• What this exercise asks
[1] Answer these questions using the passage on A.I. in China:
(a) What schedule does the Chinese start-up concept of 996 describe?
(b) How many nationalities did Google's employees come from in its early days?
(c) Which firm is Mr. Chan now a partner at?
[2] Retype the part of the passage on A.I. in China that opens with the words containing "Their hosts kept" and closes with "speaking 40-plus languages.", keeping every word and punctuation mark unchanged.

Their hosts kept reminding them of the advantages China had over the United States in A.I. development. China’s vast population and loose privacy laws give them access to much more data. A.I. companies also have considerable government support and are willing to pay more for top talent.
“The U.S. competitive edge over China may not be long,” Kai-Fu Lee, chief executive of Sinovation Ventures and former head of Google China, told them. “In fact,” he added, “the Americans now have the information disadvantage.”
But it was also obvious to the group what China was missing. For starters, everybody is Chinese. Even in its early days, Google had employees from 39 nationalities speaking 40-plus languages.
“China is a bit homogeneous,” said Mr. Chan, an early Google employee. “You don’t find as much the perspectives of the world here compared to Silicon Valley.”
Then there are the work schedules. The Silicon Valley natives were introduced to the Chinese start-up concept of 996: Work from 9 a.m. to 9 p.m., six days a week. Once they got over their shock, they had to ask: Does that punishing schedule make sense?
“I’m not worried so much about my portfolio companies not working as hard as the Chinese companies,” said Mr. Chan, now a partner at Felicis Ventures. “I’ll worry when they’re less creative and less efficient.”
While China is becoming more innovative, many members of the group said they believed — and some of their Chinese counterparts agreed — that the United States still led in some areas.

• Data rows
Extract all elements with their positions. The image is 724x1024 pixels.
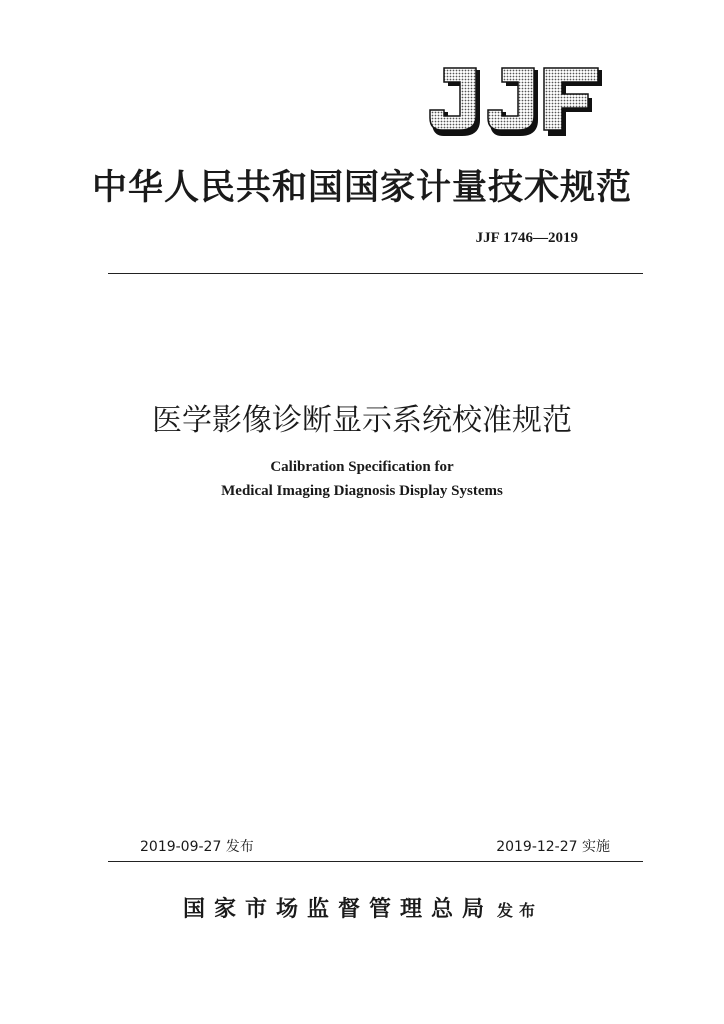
document-title-cn: 医学影像诊断显示系统校准规范 bbox=[152, 403, 572, 438]
top-divider bbox=[108, 273, 643, 274]
document-title-en-line1: Calibration Specification for bbox=[270, 459, 454, 475]
document-title-en-line2: Medical Imaging Diagnosis Display Systems bbox=[221, 483, 503, 499]
bottom-divider bbox=[108, 861, 643, 862]
issuer-name: 国家市场监督管理总局 bbox=[182, 896, 493, 922]
standard-number: JJF 1746—2019 bbox=[475, 230, 578, 246]
jjf-logo bbox=[428, 66, 606, 138]
implementation-date: 2019-12-27 实施 bbox=[496, 839, 610, 855]
national-standard-title: 中华人民共和国国家计量技术规范 bbox=[91, 167, 632, 208]
issuing-authority bbox=[0, 892, 724, 923]
issuer-suffix: 发布 bbox=[497, 901, 542, 920]
issue-date: 2019-09-27 发布 bbox=[140, 839, 254, 855]
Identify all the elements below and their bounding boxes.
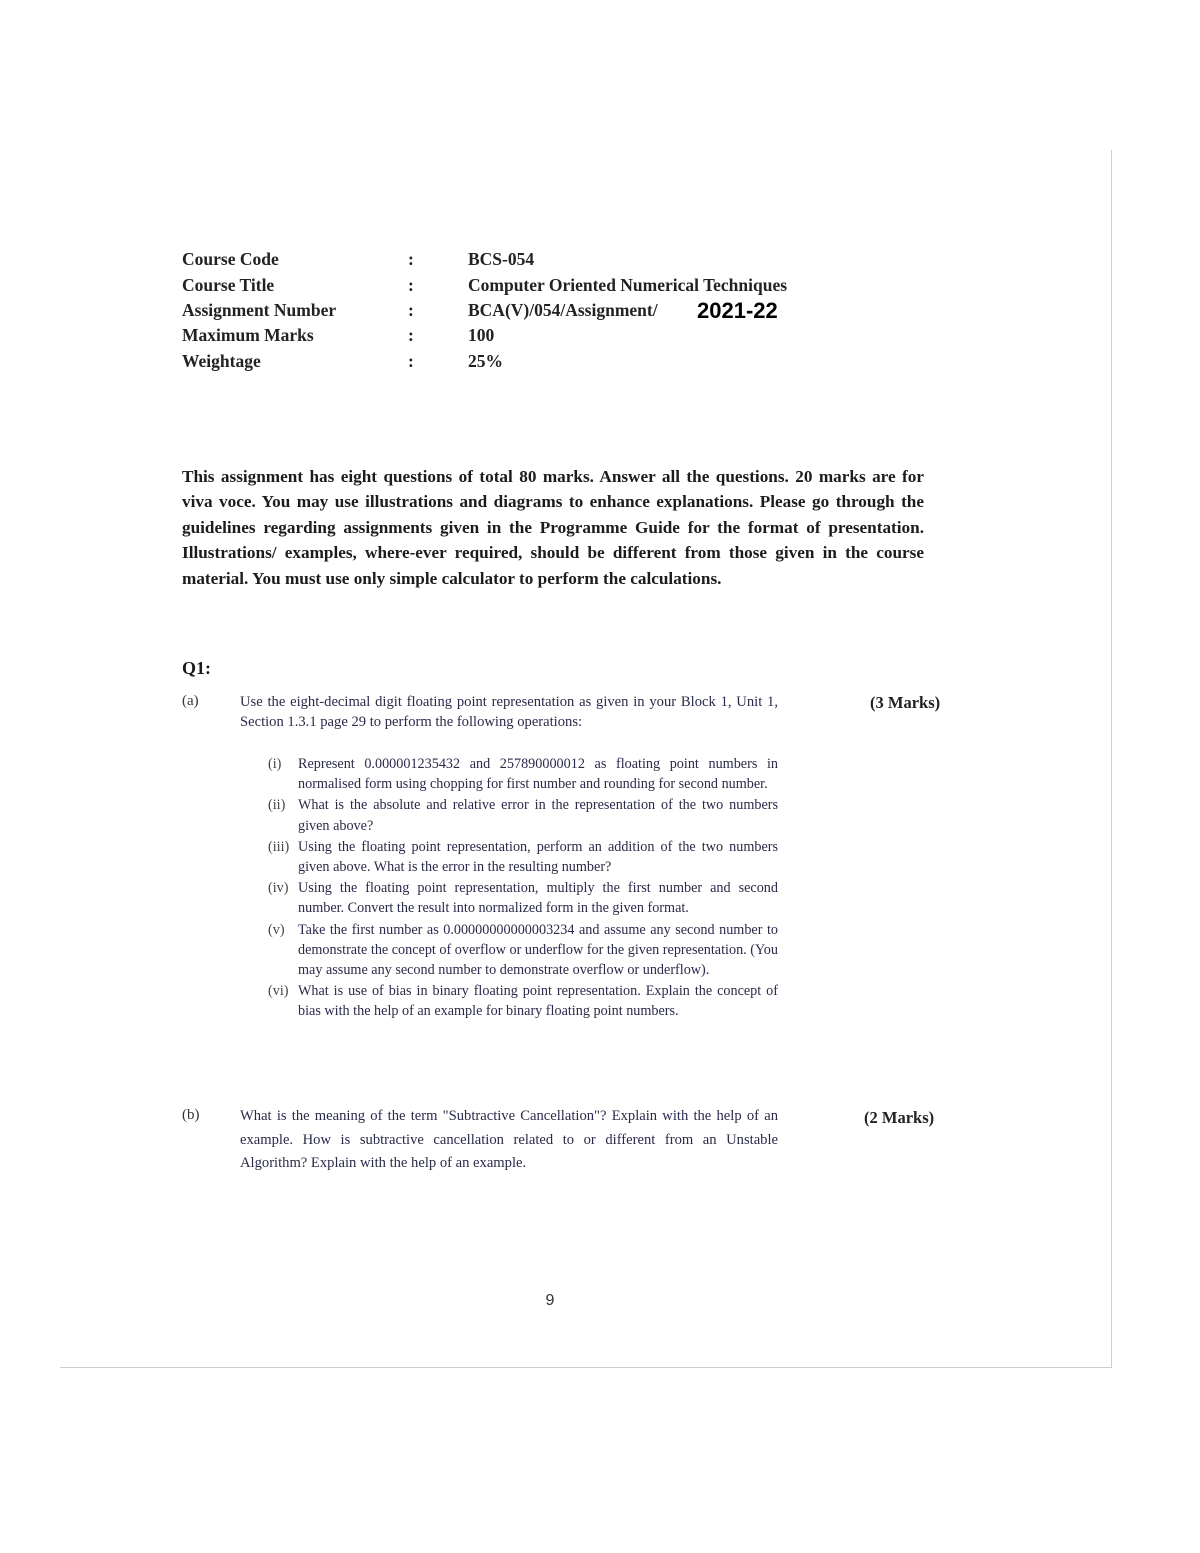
maximum-marks-label: Maximum Marks (182, 325, 314, 345)
part-a-text: Use the eight-decimal digit floating point representation as given in your Block 1, Unit 1, Section 1.3.1 page 29 to perform the following operations: (240, 694, 778, 731)
part-b-text: What is the meaning of the term "Subtractive Cancellation"? Explain with the help of an example. How is subtractive cancellation related to or different from an Unstable Algorithm? Explain with the help of an example. (240, 1108, 778, 1171)
subpart-text: What is use of bias in binary floating point representation. Explain the concept of bias with the help of an example for binary floating point numbers. (298, 983, 778, 1020)
maximum-marks-value: 100 (468, 325, 495, 345)
weightage-value: 25% (468, 351, 503, 371)
weightage-label: Weightage (182, 351, 261, 371)
subpart-number: (ii) (268, 797, 286, 814)
assignment-number-value: BCA(V)/054/Assignment/ (468, 300, 658, 320)
subpart-text: Take the first number as 0.00000000000003234 and assume any second number to demonstrate the concept of overflow or underflow for the given representation. (You may assume any second number to demonstrate overflow or underflow). (298, 921, 778, 979)
colon: : (408, 249, 414, 269)
part-a-letter: (a) (182, 693, 199, 709)
subpart-number: (v) (268, 921, 285, 938)
subpart-text: Represent 0.000001235432 and 257890000012 as floating point numbers in normalised form using chopping for first number and rounding for second number. (298, 756, 778, 793)
page-number: 9 (545, 1292, 555, 1309)
part-b-letter: (b) (182, 1107, 200, 1123)
course-title-label: Course Title (182, 275, 275, 295)
course-code-value: BCS-054 (468, 249, 535, 269)
colon: : (408, 325, 414, 345)
course-title-value: Computer Oriented Numerical Techniques (468, 275, 788, 295)
colon: : (408, 351, 414, 371)
page-border-right (1111, 150, 1112, 1368)
subpart-number: (iv) (268, 880, 289, 897)
colon: : (408, 275, 414, 295)
course-code-label: Course Code (182, 249, 279, 269)
part-b-marks: (2 Marks) (864, 1108, 935, 1127)
subpart-item (268, 878, 778, 918)
subpart-item (268, 981, 778, 1021)
page-border-bottom (60, 1367, 1112, 1368)
subpart-text: What is the absolute and relative error in the representation of the two numbers given above? (298, 797, 778, 834)
subpart-number: (vi) (268, 983, 289, 1000)
colon: : (408, 300, 414, 320)
subpart-item (268, 920, 778, 981)
assignment-number-label: Assignment Number (182, 300, 337, 320)
subpart-number: (i) (268, 756, 282, 772)
subpart-text: Using the floating point representation, perform an addition of the two numbers given above. What is the error in the resulting number? (298, 838, 778, 876)
subpart-text: Using the floating point representation, multiply the first number and second number. Convert the result into normalized form in the given format. (298, 880, 778, 917)
assignment-year: 2021-22 (697, 298, 778, 323)
subpart-number: (iii) (268, 838, 290, 855)
subpart-item (268, 754, 778, 794)
subpart-item (268, 837, 778, 877)
part-a-marks: (3 Marks) (870, 693, 941, 712)
question-heading: Q1: (182, 658, 211, 678)
instructions-paragraph: This assignment has eight questions of total 80 marks. Answer all the questions. 20 marks are for viva voce. You may use illustrations and diagrams to enhance explanations. Please go through the guidelines regarding assignments given in the Programme Guide for the format of presentation. Illustrations/ examples, where-ever required, should be different from those given in the course material. You must use only simple calculator to perform the calculations. (182, 467, 924, 588)
subpart-item (268, 795, 778, 835)
subparts-list (268, 754, 778, 1022)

• Responses
[1]
(a) Working from 9 a.m. to 9 p.m., six days a week.
(b) 39.
(c) Felicis Ventures.

[2]
Their hosts kept reminding them of the advantages China had over the United States in A.I. development. China’s vast population and loose privacy laws give them access to much more data. A.I. companies also have considerable government support and are willing to pay more for top talent.
“The U.S. competitive edge over China may not be long,” Kai-Fu Lee, chief executive of Sinovation Ventures and former head of Google China, told them. “In fact,” he added, “the Americans now have the information disadvantage.”
But it was also obvious to the group what China was missing. For starters, everybody is Chinese. Even in its early days, Google had employees from 39 nationalities speaking 40-plus languages.